__Rows__.
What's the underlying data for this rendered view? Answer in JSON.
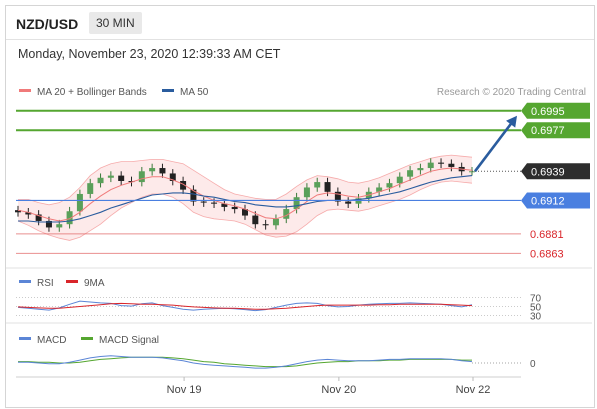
{
  "header": {
    "symbol": "NZD/USD",
    "timeframe": "30 MIN",
    "datetime": "Monday, November 23, 2020 12:39:33 AM CET",
    "credit": "Research © 2020 Trading Central"
  },
  "colors": {
    "bollinger": "#f07a7a",
    "ma50": "#2a5c9e",
    "target": "#55a630",
    "pivot": "#4a7fe0",
    "support": "#e06060",
    "last": "#2d2d2d",
    "arrow": "#2a5c9e",
    "rsi": "#5b85d6",
    "rsi_ma": "#d9252a",
    "macd": "#5b85d6",
    "macd_signal": "#55a630"
  },
  "legend": {
    "ma_bb": "MA 20 + Bollinger Bands",
    "ma50": "MA 50",
    "rsi": "RSI",
    "rsi_ma": "9MA",
    "macd": "MACD",
    "macd_signal": "MACD Signal"
  },
  "chart_data": [
    {
      "type": "candlestick",
      "title": "NZD/USD 30 MIN",
      "x_ticks": [
        "Nov 19",
        "Nov 20",
        "Nov 22"
      ],
      "ylim": [
        0.6855,
        0.7005
      ],
      "levels": [
        {
          "value": 0.6995,
          "label": "0.6995",
          "kind": "resistance",
          "color": "#55a630"
        },
        {
          "value": 0.6977,
          "label": "0.6977",
          "kind": "resistance",
          "color": "#55a630"
        },
        {
          "value": 0.6939,
          "label": "0.6939",
          "kind": "last",
          "color": "#2d2d2d"
        },
        {
          "value": 0.6912,
          "label": "0.6912",
          "kind": "pivot",
          "color": "#4a7fe0"
        },
        {
          "value": 0.6881,
          "label": "0.6881",
          "kind": "support",
          "color": "#e06060"
        },
        {
          "value": 0.6863,
          "label": "0.6863",
          "kind": "support",
          "color": "#e06060"
        }
      ],
      "series": [
        {
          "name": "Close",
          "values": [
            0.6901,
            0.6899,
            0.6893,
            0.6887,
            0.689,
            0.6902,
            0.6918,
            0.6928,
            0.6933,
            0.6935,
            0.693,
            0.6929,
            0.6939,
            0.6942,
            0.6937,
            0.693,
            0.6922,
            0.6911,
            0.691,
            0.6909,
            0.6906,
            0.6904,
            0.6898,
            0.689,
            0.6889,
            0.6895,
            0.6904,
            0.6915,
            0.6924,
            0.6929,
            0.692,
            0.6911,
            0.6909,
            0.6914,
            0.692,
            0.6924,
            0.6928,
            0.6934,
            0.694,
            0.6942,
            0.6947,
            0.6946,
            0.6943,
            0.6939,
            0.6939
          ]
        },
        {
          "name": "MA 20",
          "values": [
            0.6903,
            0.6901,
            0.6898,
            0.6895,
            0.6893,
            0.6895,
            0.6901,
            0.6909,
            0.6916,
            0.6922,
            0.6926,
            0.6929,
            0.6932,
            0.6934,
            0.6934,
            0.6931,
            0.6927,
            0.6921,
            0.6916,
            0.6912,
            0.6909,
            0.6907,
            0.6904,
            0.69,
            0.6896,
            0.6895,
            0.6898,
            0.6904,
            0.6911,
            0.6917,
            0.6919,
            0.6918,
            0.6916,
            0.6915,
            0.6917,
            0.692,
            0.6923,
            0.6927,
            0.6931,
            0.6935,
            0.6939,
            0.6941,
            0.6942,
            0.6941,
            0.694
          ]
        },
        {
          "name": "MA 50",
          "values": [
            0.6893,
            0.6893,
            0.6892,
            0.6892,
            0.6892,
            0.6893,
            0.6895,
            0.6898,
            0.6901,
            0.6905,
            0.6908,
            0.6911,
            0.6914,
            0.6917,
            0.6918,
            0.6919,
            0.6919,
            0.6918,
            0.6916,
            0.6915,
            0.6913,
            0.6911,
            0.691,
            0.6908,
            0.6907,
            0.6906,
            0.6906,
            0.6907,
            0.6909,
            0.6911,
            0.6912,
            0.6912,
            0.6912,
            0.6913,
            0.6914,
            0.6916,
            0.6918,
            0.692,
            0.6923,
            0.6926,
            0.6929,
            0.6931,
            0.6933,
            0.6934,
            0.6935
          ]
        },
        {
          "name": "BB upper",
          "values": [
            0.6913,
            0.6913,
            0.691,
            0.6908,
            0.691,
            0.6915,
            0.6924,
            0.6935,
            0.6942,
            0.6946,
            0.6948,
            0.6948,
            0.6949,
            0.695,
            0.695,
            0.6948,
            0.6946,
            0.694,
            0.6934,
            0.6928,
            0.6922,
            0.6918,
            0.6916,
            0.6914,
            0.6913,
            0.6913,
            0.6918,
            0.6925,
            0.6931,
            0.6935,
            0.6934,
            0.6932,
            0.6929,
            0.6928,
            0.693,
            0.6933,
            0.6937,
            0.6941,
            0.6945,
            0.6948,
            0.6951,
            0.6953,
            0.6954,
            0.6953,
            0.6952
          ]
        },
        {
          "name": "BB lower",
          "values": [
            0.6893,
            0.6889,
            0.6884,
            0.688,
            0.6877,
            0.6875,
            0.6878,
            0.6884,
            0.689,
            0.6898,
            0.6905,
            0.691,
            0.6915,
            0.6918,
            0.6918,
            0.6915,
            0.6909,
            0.6901,
            0.6897,
            0.6895,
            0.6894,
            0.6893,
            0.689,
            0.6885,
            0.688,
            0.6878,
            0.6879,
            0.6883,
            0.689,
            0.6898,
            0.6903,
            0.6904,
            0.6903,
            0.6902,
            0.6904,
            0.6907,
            0.691,
            0.6913,
            0.6917,
            0.6922,
            0.6926,
            0.6929,
            0.693,
            0.6929,
            0.6928
          ]
        }
      ]
    },
    {
      "type": "line",
      "title": "RSI",
      "ylim": [
        20,
        80
      ],
      "y_ticks": [
        30,
        50,
        70
      ],
      "series": [
        {
          "name": "RSI",
          "values": [
            48,
            46,
            44,
            42,
            47,
            55,
            62,
            60,
            58,
            57,
            52,
            51,
            56,
            58,
            52,
            48,
            44,
            42,
            44,
            45,
            46,
            45,
            43,
            41,
            43,
            48,
            53,
            57,
            58,
            57,
            52,
            49,
            50,
            53,
            55,
            56,
            57,
            57,
            58,
            57,
            56,
            55,
            52,
            49,
            54
          ]
        },
        {
          "name": "9MA",
          "values": [
            49,
            48,
            47,
            46,
            46,
            48,
            50,
            52,
            54,
            56,
            57,
            56,
            55,
            55,
            54,
            53,
            51,
            49,
            48,
            47,
            46,
            46,
            45,
            44,
            44,
            45,
            46,
            48,
            50,
            52,
            53,
            53,
            53,
            53,
            53,
            54,
            54,
            55,
            55,
            55,
            55,
            55,
            54,
            53,
            52
          ]
        }
      ]
    },
    {
      "type": "line",
      "title": "MACD",
      "ylim": [
        -0.0018,
        0.0018
      ],
      "y_ticks": [
        0
      ],
      "series": [
        {
          "name": "MACD",
          "values": [
            0.0001,
            0.0001,
            0.0,
            -0.0001,
            -0.0001,
            0.0001,
            0.0004,
            0.0007,
            0.0009,
            0.001,
            0.0009,
            0.0008,
            0.0008,
            0.0008,
            0.0007,
            0.0005,
            0.0003,
            0.0,
            -0.0002,
            -0.0003,
            -0.0004,
            -0.0005,
            -0.0006,
            -0.0007,
            -0.0007,
            -0.0006,
            -0.0004,
            -0.0001,
            0.0002,
            0.0004,
            0.0005,
            0.0004,
            0.0003,
            0.0003,
            0.0003,
            0.0004,
            0.0005,
            0.0005,
            0.0006,
            0.0006,
            0.0006,
            0.0006,
            0.0005,
            0.0003,
            0.0002
          ]
        },
        {
          "name": "MACD Signal",
          "values": [
            0.0002,
            0.0002,
            0.0001,
            0.0001,
            0.0,
            0.0,
            0.0001,
            0.0003,
            0.0005,
            0.0006,
            0.0007,
            0.0008,
            0.0008,
            0.0008,
            0.0008,
            0.0007,
            0.0006,
            0.0004,
            0.0002,
            0.0001,
            -0.0001,
            -0.0002,
            -0.0003,
            -0.0004,
            -0.0005,
            -0.0005,
            -0.0005,
            -0.0004,
            -0.0002,
            0.0,
            0.0001,
            0.0002,
            0.0002,
            0.0003,
            0.0003,
            0.0003,
            0.0004,
            0.0004,
            0.0005,
            0.0005,
            0.0005,
            0.0005,
            0.0005,
            0.0004,
            0.0004
          ]
        }
      ]
    }
  ]
}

__Exercise directions__.
Only lines with the word "title" are wanted, so copy each one from the records.

__Task response__.
      "title": "NZD/USD 30 MIN",
      "title": "RSI",
      "title": "MACD",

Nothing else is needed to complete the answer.